◆ **Material for the task**
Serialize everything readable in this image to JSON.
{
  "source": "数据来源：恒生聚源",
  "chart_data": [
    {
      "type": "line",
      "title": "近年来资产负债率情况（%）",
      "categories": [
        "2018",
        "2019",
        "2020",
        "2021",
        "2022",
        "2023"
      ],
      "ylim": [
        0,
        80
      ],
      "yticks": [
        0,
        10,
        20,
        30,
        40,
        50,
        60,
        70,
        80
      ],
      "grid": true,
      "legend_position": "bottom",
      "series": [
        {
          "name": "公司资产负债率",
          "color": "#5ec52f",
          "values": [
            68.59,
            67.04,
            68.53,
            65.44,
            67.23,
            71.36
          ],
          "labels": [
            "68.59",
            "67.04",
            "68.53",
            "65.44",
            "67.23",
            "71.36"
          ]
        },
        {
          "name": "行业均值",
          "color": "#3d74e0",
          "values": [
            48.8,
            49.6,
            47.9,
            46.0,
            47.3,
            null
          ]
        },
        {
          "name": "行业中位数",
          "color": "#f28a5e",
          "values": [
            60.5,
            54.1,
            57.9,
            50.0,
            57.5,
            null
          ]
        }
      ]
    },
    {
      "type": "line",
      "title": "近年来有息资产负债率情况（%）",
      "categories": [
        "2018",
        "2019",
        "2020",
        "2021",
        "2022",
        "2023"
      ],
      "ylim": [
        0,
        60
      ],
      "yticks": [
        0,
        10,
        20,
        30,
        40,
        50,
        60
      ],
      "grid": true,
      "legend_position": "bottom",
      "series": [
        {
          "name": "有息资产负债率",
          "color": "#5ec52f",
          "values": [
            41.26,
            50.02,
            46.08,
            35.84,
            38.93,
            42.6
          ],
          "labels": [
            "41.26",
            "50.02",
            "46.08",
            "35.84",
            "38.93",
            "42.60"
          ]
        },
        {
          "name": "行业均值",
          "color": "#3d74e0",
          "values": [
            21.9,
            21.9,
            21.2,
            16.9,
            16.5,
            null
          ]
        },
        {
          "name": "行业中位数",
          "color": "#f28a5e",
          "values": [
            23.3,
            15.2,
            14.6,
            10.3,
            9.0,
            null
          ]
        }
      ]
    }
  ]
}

◆ **The request**
Could you transcribe the records in full, exactly?

◆ **Expected answer**
Serialize everything readable in this image to JSON.
{
  "source": "数据来源：恒生聚源",
  "chart_data": [
    {
      "type": "line",
      "title": "近年来资产负债率情况（%）",
      "categories": [
        "2018",
        "2019",
        "2020",
        "2021",
        "2022",
        "2023"
      ],
      "ylim": [
        0,
        80
      ],
      "yticks": [
        0,
        10,
        20,
        30,
        40,
        50,
        60,
        70,
        80
      ],
      "grid": true,
      "legend_position": "bottom",
      "series": [
        {
          "name": "公司资产负债率",
          "color": "#5ec52f",
          "values": [
            68.59,
            67.04,
            68.53,
            65.44,
            67.23,
            71.36
          ],
          "labels": [
            "68.59",
            "67.04",
            "68.53",
            "65.44",
            "67.23",
            "71.36"
          ]
        },
        {
          "name": "行业均值",
          "color": "#3d74e0",
          "values": [
            48.8,
            49.6,
            47.9,
            46.0,
            47.3,
            null
          ]
        },
        {
          "name": "行业中位数",
          "color": "#f28a5e",
          "values": [
            60.5,
            54.1,
            57.9,
            50.0,
            57.5,
            null
          ]
        }
      ]
    },
    {
      "type": "line",
      "title": "近年来有息资产负债率情况（%）",
      "categories": [
        "2018",
        "2019",
        "2020",
        "2021",
        "2022",
        "2023"
      ],
      "ylim": [
        0,
        60
      ],
      "yticks": [
        0,
        10,
        20,
        30,
        40,
        50,
        60
      ],
      "grid": true,
      "legend_position": "bottom",
      "series": [
        {
          "name": "有息资产负债率",
          "color": "#5ec52f",
          "values": [
            41.26,
            50.02,
            46.08,
            35.84,
            38.93,
            42.6
          ],
          "labels": [
            "41.26",
            "50.02",
            "46.08",
            "35.84",
            "38.93",
            "42.60"
          ]
        },
        {
          "name": "行业均值",
          "color": "#3d74e0",
          "values": [
            21.9,
            21.9,
            21.2,
            16.9,
            16.5,
            null
          ]
        },
        {
          "name": "行业中位数",
          "color": "#f28a5e",
          "values": [
            23.3,
            15.2,
            14.6,
            10.3,
            9.0,
            null
          ]
        }
      ]
    }
  ]
}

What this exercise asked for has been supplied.